• Task statement
Report back each line of the records that contains the string "history".

• Material provided

[Begin]

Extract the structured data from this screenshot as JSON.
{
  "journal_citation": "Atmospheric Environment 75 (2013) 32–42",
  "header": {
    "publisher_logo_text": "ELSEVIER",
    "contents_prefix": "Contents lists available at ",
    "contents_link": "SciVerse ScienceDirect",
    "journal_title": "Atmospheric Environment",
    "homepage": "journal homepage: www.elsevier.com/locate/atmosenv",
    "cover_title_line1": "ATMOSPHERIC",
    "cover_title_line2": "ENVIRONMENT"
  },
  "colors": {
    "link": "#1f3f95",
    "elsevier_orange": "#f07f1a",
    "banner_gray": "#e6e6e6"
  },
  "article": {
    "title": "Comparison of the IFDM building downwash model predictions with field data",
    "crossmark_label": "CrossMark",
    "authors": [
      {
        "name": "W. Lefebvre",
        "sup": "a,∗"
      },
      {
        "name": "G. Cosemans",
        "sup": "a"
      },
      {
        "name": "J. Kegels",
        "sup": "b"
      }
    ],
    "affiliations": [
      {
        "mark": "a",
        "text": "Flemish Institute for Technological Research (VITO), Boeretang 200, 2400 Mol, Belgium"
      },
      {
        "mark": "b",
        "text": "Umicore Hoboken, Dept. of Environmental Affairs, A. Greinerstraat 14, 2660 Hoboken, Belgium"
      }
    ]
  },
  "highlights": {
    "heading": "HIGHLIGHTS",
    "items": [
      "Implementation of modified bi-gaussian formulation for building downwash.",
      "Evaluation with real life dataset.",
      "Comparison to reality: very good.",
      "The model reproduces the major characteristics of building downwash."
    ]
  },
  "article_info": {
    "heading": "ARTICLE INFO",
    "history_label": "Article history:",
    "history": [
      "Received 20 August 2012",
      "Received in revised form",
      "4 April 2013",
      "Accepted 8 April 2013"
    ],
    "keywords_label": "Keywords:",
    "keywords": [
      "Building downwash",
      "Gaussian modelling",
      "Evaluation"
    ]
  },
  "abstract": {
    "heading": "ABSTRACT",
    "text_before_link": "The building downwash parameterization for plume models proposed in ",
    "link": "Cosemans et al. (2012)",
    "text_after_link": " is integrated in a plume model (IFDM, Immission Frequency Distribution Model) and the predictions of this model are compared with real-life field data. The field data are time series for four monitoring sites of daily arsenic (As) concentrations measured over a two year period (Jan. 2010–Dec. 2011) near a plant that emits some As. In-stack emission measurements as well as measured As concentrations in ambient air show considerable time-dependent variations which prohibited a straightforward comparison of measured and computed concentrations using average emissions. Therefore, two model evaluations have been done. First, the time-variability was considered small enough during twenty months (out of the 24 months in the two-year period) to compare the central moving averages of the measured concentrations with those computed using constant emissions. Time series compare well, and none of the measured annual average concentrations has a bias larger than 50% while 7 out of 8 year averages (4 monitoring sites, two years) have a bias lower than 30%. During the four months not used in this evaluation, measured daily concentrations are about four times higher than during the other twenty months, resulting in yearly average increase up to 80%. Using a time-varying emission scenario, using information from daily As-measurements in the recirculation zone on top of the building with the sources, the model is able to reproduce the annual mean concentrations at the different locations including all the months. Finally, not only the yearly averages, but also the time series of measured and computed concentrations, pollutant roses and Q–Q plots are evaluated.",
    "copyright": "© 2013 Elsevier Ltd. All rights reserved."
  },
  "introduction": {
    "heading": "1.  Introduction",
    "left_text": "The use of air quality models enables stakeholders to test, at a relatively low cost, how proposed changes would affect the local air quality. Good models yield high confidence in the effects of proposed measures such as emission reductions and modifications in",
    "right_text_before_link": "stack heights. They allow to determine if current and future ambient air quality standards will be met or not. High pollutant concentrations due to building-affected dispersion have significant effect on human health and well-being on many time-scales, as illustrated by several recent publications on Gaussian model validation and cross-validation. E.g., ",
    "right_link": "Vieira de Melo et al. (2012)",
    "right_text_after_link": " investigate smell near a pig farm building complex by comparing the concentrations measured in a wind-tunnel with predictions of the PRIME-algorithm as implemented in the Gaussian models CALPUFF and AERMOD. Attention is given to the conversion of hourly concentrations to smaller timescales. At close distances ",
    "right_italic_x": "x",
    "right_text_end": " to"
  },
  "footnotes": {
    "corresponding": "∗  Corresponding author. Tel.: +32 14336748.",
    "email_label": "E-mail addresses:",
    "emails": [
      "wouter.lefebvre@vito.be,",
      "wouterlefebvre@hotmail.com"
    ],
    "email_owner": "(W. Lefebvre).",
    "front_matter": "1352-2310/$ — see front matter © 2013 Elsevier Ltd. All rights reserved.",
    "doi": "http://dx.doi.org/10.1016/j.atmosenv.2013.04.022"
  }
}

[End]

• Reply to the task
    "history_label": "Article history:",
    "history": [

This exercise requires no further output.